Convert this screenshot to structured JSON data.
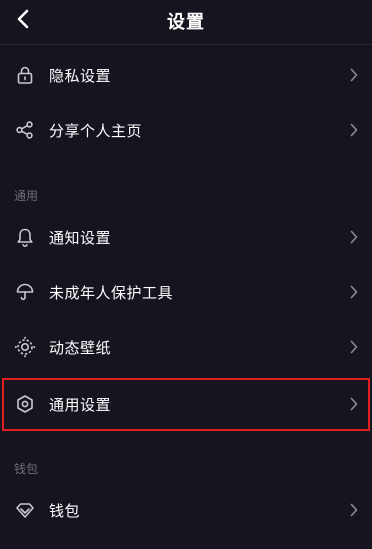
{
  "header": {
    "title": "设置",
    "back_icon": "chevron-left-icon"
  },
  "rows_top": [
    {
      "label": "隐私设置",
      "icon": "lock-icon"
    },
    {
      "label": "分享个人主页",
      "icon": "share-icon"
    }
  ],
  "section_general": {
    "title": "通用",
    "items": [
      {
        "label": "通知设置",
        "icon": "bell-icon"
      },
      {
        "label": "未成年人保护工具",
        "icon": "umbrella-icon"
      },
      {
        "label": "动态壁纸",
        "icon": "wallpaper-icon"
      },
      {
        "label": "通用设置",
        "icon": "hexagon-settings-icon",
        "highlighted": true
      }
    ]
  },
  "section_wallet": {
    "title": "钱包",
    "items": [
      {
        "label": "钱包",
        "icon": "diamond-icon"
      }
    ]
  },
  "colors": {
    "background": "#15141f",
    "text": "#ffffff",
    "muted": "#6f6e78",
    "icon": "#c9c8d0",
    "highlight_border": "#e02020"
  }
}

→ **Given problem**: Your job is to transcribe the entries above exactly; skip the pictures.

→ **The reply**:
Convert this screenshot to structured JSON data.
{
  "header": {
    "title": "设置",
    "back_icon": "chevron-left-icon"
  },
  "rows_top": [
    {
      "label": "隐私设置",
      "icon": "lock-icon"
    },
    {
      "label": "分享个人主页",
      "icon": "share-icon"
    }
  ],
  "section_general": {
    "title": "通用",
    "items": [
      {
        "label": "通知设置",
        "icon": "bell-icon"
      },
      {
        "label": "未成年人保护工具",
        "icon": "umbrella-icon"
      },
      {
        "label": "动态壁纸",
        "icon": "wallpaper-icon"
      },
      {
        "label": "通用设置",
        "icon": "hexagon-settings-icon",
        "highlighted": true
      }
    ]
  },
  "section_wallet": {
    "title": "钱包",
    "items": [
      {
        "label": "钱包",
        "icon": "diamond-icon"
      }
    ]
  },
  "colors": {
    "background": "#15141f",
    "text": "#ffffff",
    "muted": "#6f6e78",
    "icon": "#c9c8d0",
    "highlight_border": "#e02020"
  }
}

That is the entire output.